Task goal = Find and copy every line in the records that includes the string "Copilot".

Data excerpts =

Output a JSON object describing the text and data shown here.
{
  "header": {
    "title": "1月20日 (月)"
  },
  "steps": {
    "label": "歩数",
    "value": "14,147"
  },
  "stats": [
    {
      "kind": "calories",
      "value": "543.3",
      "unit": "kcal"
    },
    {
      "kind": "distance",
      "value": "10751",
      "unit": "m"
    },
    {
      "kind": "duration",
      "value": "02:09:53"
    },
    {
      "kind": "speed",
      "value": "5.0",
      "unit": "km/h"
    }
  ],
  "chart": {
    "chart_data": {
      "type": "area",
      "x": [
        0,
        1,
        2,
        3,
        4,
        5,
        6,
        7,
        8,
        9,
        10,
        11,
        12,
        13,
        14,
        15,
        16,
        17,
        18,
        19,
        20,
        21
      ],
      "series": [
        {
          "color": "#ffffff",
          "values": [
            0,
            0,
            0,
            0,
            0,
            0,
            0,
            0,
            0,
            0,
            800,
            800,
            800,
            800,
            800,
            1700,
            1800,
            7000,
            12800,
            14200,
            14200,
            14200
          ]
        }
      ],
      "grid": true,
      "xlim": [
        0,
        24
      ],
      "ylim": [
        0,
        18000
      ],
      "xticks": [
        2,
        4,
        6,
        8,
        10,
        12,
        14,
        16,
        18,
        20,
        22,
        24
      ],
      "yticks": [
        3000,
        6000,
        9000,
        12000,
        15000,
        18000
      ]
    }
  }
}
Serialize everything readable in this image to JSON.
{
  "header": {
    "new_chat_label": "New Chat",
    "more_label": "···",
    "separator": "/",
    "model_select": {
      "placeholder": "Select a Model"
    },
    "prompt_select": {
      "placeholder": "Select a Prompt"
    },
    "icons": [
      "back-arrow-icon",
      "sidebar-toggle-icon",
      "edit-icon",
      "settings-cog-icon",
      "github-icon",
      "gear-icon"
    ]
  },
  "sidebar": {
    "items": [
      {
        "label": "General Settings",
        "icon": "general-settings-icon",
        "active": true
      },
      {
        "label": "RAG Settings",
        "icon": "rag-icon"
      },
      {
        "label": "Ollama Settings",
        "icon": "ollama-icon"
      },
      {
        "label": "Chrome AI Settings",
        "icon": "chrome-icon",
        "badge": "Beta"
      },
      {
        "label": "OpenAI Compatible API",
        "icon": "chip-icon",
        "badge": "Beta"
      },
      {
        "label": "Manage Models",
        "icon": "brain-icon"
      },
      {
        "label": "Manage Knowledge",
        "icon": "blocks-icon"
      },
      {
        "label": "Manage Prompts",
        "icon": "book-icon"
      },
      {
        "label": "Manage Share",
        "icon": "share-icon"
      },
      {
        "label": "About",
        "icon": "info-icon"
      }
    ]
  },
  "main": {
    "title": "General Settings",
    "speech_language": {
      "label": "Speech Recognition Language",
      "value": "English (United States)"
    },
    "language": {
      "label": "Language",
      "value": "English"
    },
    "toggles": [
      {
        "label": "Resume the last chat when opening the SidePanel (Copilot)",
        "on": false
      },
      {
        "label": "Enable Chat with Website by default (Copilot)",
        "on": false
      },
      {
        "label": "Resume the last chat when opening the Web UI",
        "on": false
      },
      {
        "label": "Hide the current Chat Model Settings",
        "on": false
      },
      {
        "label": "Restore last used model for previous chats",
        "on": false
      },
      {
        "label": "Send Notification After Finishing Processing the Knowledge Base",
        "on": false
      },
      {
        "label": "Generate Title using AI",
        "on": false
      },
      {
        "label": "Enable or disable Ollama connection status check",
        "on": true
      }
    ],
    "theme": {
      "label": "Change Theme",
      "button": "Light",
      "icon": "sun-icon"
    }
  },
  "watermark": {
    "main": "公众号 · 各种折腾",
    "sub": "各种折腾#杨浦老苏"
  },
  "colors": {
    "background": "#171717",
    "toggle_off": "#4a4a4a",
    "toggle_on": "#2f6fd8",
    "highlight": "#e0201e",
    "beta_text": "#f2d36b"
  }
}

Answer in full =
        "label": "Resume the last chat when opening the SidePanel (Copilot)",
        "label": "Enable Chat with Website by default (Copilot)",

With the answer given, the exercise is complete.